[Data items]
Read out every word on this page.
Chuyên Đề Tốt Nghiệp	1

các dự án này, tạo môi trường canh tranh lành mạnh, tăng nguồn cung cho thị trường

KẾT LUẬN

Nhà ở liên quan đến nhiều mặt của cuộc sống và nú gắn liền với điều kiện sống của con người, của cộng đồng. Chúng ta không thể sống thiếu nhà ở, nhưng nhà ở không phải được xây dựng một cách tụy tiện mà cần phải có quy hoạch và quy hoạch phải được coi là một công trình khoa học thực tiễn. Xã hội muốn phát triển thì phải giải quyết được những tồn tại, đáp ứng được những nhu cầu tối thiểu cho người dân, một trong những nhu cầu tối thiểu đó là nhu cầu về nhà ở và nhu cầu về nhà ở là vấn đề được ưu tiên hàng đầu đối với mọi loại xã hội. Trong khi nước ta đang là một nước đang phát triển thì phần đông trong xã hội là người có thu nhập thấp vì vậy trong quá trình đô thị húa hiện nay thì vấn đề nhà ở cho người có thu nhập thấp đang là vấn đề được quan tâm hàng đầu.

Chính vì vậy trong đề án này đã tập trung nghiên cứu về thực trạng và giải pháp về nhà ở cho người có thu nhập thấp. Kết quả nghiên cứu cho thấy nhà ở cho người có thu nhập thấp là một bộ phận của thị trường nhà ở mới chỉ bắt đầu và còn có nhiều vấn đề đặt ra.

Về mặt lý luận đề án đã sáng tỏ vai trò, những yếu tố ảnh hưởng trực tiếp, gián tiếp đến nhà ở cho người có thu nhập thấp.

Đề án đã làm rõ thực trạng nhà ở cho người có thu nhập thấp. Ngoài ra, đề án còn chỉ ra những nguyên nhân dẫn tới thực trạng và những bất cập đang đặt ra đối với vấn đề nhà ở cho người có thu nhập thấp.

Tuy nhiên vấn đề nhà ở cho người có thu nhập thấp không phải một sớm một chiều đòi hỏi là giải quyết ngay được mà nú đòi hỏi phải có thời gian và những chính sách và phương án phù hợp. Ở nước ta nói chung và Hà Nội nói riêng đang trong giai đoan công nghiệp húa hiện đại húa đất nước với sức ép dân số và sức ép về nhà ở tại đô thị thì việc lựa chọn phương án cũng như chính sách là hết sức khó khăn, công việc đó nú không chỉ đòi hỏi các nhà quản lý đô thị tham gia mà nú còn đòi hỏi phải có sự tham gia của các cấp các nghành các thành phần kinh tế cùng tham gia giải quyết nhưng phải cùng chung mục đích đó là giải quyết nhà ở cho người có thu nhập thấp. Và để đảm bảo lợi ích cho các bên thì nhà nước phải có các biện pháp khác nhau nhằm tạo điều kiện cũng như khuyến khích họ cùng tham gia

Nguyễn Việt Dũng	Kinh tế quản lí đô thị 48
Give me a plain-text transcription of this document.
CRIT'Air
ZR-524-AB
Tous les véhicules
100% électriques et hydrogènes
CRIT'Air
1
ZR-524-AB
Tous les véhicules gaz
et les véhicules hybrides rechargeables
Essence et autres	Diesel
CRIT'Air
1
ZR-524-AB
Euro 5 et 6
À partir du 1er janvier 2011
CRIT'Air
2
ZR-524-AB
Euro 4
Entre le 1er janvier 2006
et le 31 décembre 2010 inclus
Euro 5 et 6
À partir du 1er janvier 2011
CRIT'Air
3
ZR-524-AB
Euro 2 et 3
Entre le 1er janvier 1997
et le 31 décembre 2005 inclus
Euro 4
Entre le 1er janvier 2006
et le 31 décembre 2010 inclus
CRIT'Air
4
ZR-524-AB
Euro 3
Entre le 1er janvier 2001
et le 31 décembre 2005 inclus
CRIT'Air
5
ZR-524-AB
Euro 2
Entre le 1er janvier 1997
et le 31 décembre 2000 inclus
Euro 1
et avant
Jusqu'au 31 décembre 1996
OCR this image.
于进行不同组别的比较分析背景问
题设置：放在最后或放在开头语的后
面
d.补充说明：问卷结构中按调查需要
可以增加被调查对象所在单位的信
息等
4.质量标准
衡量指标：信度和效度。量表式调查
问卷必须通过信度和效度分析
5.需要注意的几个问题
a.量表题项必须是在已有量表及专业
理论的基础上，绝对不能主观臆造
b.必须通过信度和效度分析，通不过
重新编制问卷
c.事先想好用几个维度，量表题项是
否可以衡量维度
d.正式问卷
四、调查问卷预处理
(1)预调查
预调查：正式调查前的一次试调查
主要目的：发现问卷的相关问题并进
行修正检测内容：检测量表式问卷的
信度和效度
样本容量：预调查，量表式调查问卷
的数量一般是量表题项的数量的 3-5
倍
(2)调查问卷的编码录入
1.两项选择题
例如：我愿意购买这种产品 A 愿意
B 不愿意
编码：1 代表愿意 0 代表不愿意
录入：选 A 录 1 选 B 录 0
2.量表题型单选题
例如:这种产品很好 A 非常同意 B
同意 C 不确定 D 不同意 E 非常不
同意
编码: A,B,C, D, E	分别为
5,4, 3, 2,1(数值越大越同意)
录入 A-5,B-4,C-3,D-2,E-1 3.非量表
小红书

• [SHORT TASK] Copy out the whole listing exactly.

• [ANSWER TO THE EXERCISE]
Read out every word on this page.
Chuyên Đề Tốt Nghiệp	1

các dự án này, tạo môi trường canh tranh lành mạnh, tăng nguồn cung cho thị trường

KẾT LUẬN

Nhà ở liên quan đến nhiều mặt của cuộc sống và nú gắn liền với điều kiện sống của con người, của cộng đồng. Chúng ta không thể sống thiếu nhà ở, nhưng nhà ở không phải được xây dựng một cách tụy tiện mà cần phải có quy hoạch và quy hoạch phải được coi là một công trình khoa học thực tiễn. Xã hội muốn phát triển thì phải giải quyết được những tồn tại, đáp ứng được những nhu cầu tối thiểu cho người dân, một trong những nhu cầu tối thiểu đó là nhu cầu về nhà ở và nhu cầu về nhà ở là vấn đề được ưu tiên hàng đầu đối với mọi loại xã hội. Trong khi nước ta đang là một nước đang phát triển thì phần đông trong xã hội là người có thu nhập thấp vì vậy trong quá trình đô thị húa hiện nay thì vấn đề nhà ở cho người có thu nhập thấp đang là vấn đề được quan tâm hàng đầu.

Chính vì vậy trong đề án này đã tập trung nghiên cứu về thực trạng và giải pháp về nhà ở cho người có thu nhập thấp. Kết quả nghiên cứu cho thấy nhà ở cho người có thu nhập thấp là một bộ phận của thị trường nhà ở mới chỉ bắt đầu và còn có nhiều vấn đề đặt ra.

Về mặt lý luận đề án đã sáng tỏ vai trò, những yếu tố ảnh hưởng trực tiếp, gián tiếp đến nhà ở cho người có thu nhập thấp.

Đề án đã làm rõ thực trạng nhà ở cho người có thu nhập thấp. Ngoài ra, đề án còn chỉ ra những nguyên nhân dẫn tới thực trạng và những bất cập đang đặt ra đối với vấn đề nhà ở cho người có thu nhập thấp.

Tuy nhiên vấn đề nhà ở cho người có thu nhập thấp không phải một sớm một chiều đòi hỏi là giải quyết ngay được mà nú đòi hỏi phải có thời gian và những chính sách và phương án phù hợp. Ở nước ta nói chung và Hà Nội nói riêng đang trong giai đoan công nghiệp húa hiện đại húa đất nước với sức ép dân số và sức ép về nhà ở tại đô thị thì việc lựa chọn phương án cũng như chính sách là hết sức khó khăn, công việc đó nú không chỉ đòi hỏi các nhà quản lý đô thị tham gia mà nú còn đòi hỏi phải có sự tham gia của các cấp các nghành các thành phần kinh tế cùng tham gia giải quyết nhưng phải cùng chung mục đích đó là giải quyết nhà ở cho người có thu nhập thấp. Và để đảm bảo lợi ích cho các bên thì nhà nước phải có các biện pháp khác nhau nhằm tạo điều kiện cũng như khuyến khích họ cùng tham gia

Nguyễn Việt Dũng	Kinh tế quản lí đô thị 48
Give me a plain-text transcription of this document.
CRIT'Air
ZR-524-AB
Tous les véhicules
100% électriques et hydrogènes
CRIT'Air
1
ZR-524-AB
Tous les véhicules gaz
et les véhicules hybrides rechargeables
Essence et autres	Diesel
CRIT'Air
1
ZR-524-AB
Euro 5 et 6
À partir du 1er janvier 2011
CRIT'Air
2
ZR-524-AB
Euro 4
Entre le 1er janvier 2006
et le 31 décembre 2010 inclus
Euro 5 et 6
À partir du 1er janvier 2011
CRIT'Air
3
ZR-524-AB
Euro 2 et 3
Entre le 1er janvier 1997
et le 31 décembre 2005 inclus
Euro 4
Entre le 1er janvier 2006
et le 31 décembre 2010 inclus
CRIT'Air
4
ZR-524-AB
Euro 3
Entre le 1er janvier 2001
et le 31 décembre 2005 inclus
CRIT'Air
5
ZR-524-AB
Euro 2
Entre le 1er janvier 1997
et le 31 décembre 2000 inclus
Euro 1
et avant
Jusqu'au 31 décembre 1996
OCR this image.
于进行不同组别的比较分析背景问
题设置：放在最后或放在开头语的后
面
d.补充说明：问卷结构中按调查需要
可以增加被调查对象所在单位的信
息等
4.质量标准
衡量指标：信度和效度。量表式调查
问卷必须通过信度和效度分析
5.需要注意的几个问题
a.量表题项必须是在已有量表及专业
理论的基础上，绝对不能主观臆造
b.必须通过信度和效度分析，通不过
重新编制问卷
c.事先想好用几个维度，量表题项是
否可以衡量维度
d.正式问卷
四、调查问卷预处理
(1)预调查
预调查：正式调查前的一次试调查
主要目的：发现问卷的相关问题并进
行修正检测内容：检测量表式问卷的
信度和效度
样本容量：预调查，量表式调查问卷
的数量一般是量表题项的数量的 3-5
倍
(2)调查问卷的编码录入
1.两项选择题
例如：我愿意购买这种产品 A 愿意
B 不愿意
编码：1 代表愿意 0 代表不愿意
录入：选 A 录 1 选 B 录 0
2.量表题型单选题
例如:这种产品很好 A 非常同意 B
同意 C 不确定 D 不同意 E 非常不
同意
编码: A,B,C, D, E	分别为
5,4, 3, 2,1(数值越大越同意)
录入 A-5,B-4,C-3,D-2,E-1 3.非量表
小红书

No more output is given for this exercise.